**GIVEN TASK:** Reproduce the listing below in full and without alteration, apart from its pictures.

**TASK INPUTS:**
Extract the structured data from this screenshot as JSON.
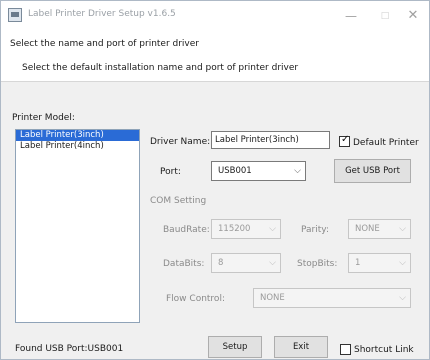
{
  "window": {
    "title": "Label Printer Driver Setup v1.6.5",
    "minimize_glyph": "—",
    "maximize_glyph": "□",
    "close_glyph": "✕"
  },
  "header": {
    "title": "Select the name and port of printer driver",
    "subtitle": "Select the default installation name and port of printer driver"
  },
  "printer_model": {
    "label": "Printer Model:",
    "items": [
      {
        "label": "Label Printer(3inch)",
        "selected": true
      },
      {
        "label": "Label Printer(4inch)",
        "selected": false
      }
    ]
  },
  "driver": {
    "name_label": "Driver Name:",
    "name_value": "Label Printer(3inch)",
    "default_label": "Default Printer",
    "default_checked": true
  },
  "port": {
    "label": "Port:",
    "value": "USB001",
    "get_button": "Get USB Port"
  },
  "com": {
    "heading": "COM Setting",
    "baud_label": "BaudRate:",
    "baud_value": "115200",
    "parity_label": "Parity:",
    "parity_value": "NONE",
    "databits_label": "DataBits:",
    "databits_value": "8",
    "stopbits_label": "StopBits:",
    "stopbits_value": "1",
    "flow_label": "Flow Control:",
    "flow_value": "NONE"
  },
  "footer": {
    "status": "Found USB Port:USB001",
    "setup_button": "Setup",
    "exit_button": "Exit",
    "shortcut_label": "Shortcut Link",
    "shortcut_checked": false
  },
  "icons": {
    "chevron": "chevron-down-icon"
  }
}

**EXERCISE OUTPUT:**
Extract the structured data from this screenshot as JSON.
{
  "window": {
    "title": "Label Printer Driver Setup v1.6.5",
    "minimize_glyph": "—",
    "maximize_glyph": "□",
    "close_glyph": "✕"
  },
  "header": {
    "title": "Select the name and port of printer driver",
    "subtitle": "Select the default installation name and port of printer driver"
  },
  "printer_model": {
    "label": "Printer Model:",
    "items": [
      {
        "label": "Label Printer(3inch)",
        "selected": true
      },
      {
        "label": "Label Printer(4inch)",
        "selected": false
      }
    ]
  },
  "driver": {
    "name_label": "Driver Name:",
    "name_value": "Label Printer(3inch)",
    "default_label": "Default Printer",
    "default_checked": true
  },
  "port": {
    "label": "Port:",
    "value": "USB001",
    "get_button": "Get USB Port"
  },
  "com": {
    "heading": "COM Setting",
    "baud_label": "BaudRate:",
    "baud_value": "115200",
    "parity_label": "Parity:",
    "parity_value": "NONE",
    "databits_label": "DataBits:",
    "databits_value": "8",
    "stopbits_label": "StopBits:",
    "stopbits_value": "1",
    "flow_label": "Flow Control:",
    "flow_value": "NONE"
  },
  "footer": {
    "status": "Found USB Port:USB001",
    "setup_button": "Setup",
    "exit_button": "Exit",
    "shortcut_label": "Shortcut Link",
    "shortcut_checked": false
  },
  "icons": {
    "chevron": "chevron-down-icon"
  }
}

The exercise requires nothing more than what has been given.